**Problem details:** Count every line in the data below where "Lorem" occurs, then state that number and nothing more.

Extracted records
★ ★ ★

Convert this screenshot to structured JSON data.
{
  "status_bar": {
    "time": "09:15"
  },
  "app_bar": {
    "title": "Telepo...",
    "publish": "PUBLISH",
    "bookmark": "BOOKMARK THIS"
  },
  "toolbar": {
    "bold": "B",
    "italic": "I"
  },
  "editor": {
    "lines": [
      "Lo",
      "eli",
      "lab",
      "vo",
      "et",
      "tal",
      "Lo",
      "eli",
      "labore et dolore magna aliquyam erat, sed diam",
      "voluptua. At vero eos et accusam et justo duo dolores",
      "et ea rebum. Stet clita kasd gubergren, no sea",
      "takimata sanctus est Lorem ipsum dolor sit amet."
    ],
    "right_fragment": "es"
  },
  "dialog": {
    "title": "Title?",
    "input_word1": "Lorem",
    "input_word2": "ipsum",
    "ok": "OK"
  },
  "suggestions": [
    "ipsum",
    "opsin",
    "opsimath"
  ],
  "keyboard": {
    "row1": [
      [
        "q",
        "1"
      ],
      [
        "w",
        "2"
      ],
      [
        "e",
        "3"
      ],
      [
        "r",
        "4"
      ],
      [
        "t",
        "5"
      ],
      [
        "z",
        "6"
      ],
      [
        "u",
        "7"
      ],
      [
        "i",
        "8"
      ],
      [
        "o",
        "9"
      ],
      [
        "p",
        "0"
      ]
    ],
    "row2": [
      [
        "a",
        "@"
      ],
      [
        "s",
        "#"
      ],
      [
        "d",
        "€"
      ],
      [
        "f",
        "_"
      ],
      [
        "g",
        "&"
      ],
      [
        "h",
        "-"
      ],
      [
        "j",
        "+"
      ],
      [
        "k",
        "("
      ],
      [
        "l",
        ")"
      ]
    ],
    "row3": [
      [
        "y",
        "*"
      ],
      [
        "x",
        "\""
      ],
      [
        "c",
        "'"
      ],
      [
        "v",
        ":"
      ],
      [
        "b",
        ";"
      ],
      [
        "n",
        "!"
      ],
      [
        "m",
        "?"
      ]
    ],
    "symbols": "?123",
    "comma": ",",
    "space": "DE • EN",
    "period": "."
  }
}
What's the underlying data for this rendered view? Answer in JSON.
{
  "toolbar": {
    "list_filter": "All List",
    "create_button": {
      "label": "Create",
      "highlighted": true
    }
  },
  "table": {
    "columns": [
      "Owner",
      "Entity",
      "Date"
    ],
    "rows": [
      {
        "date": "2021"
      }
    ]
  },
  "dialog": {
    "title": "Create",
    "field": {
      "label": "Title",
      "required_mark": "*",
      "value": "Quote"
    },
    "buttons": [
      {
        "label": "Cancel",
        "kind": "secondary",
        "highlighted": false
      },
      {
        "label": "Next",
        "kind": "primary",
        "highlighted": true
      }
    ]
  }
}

★ ★ ★

**Full solution:** 2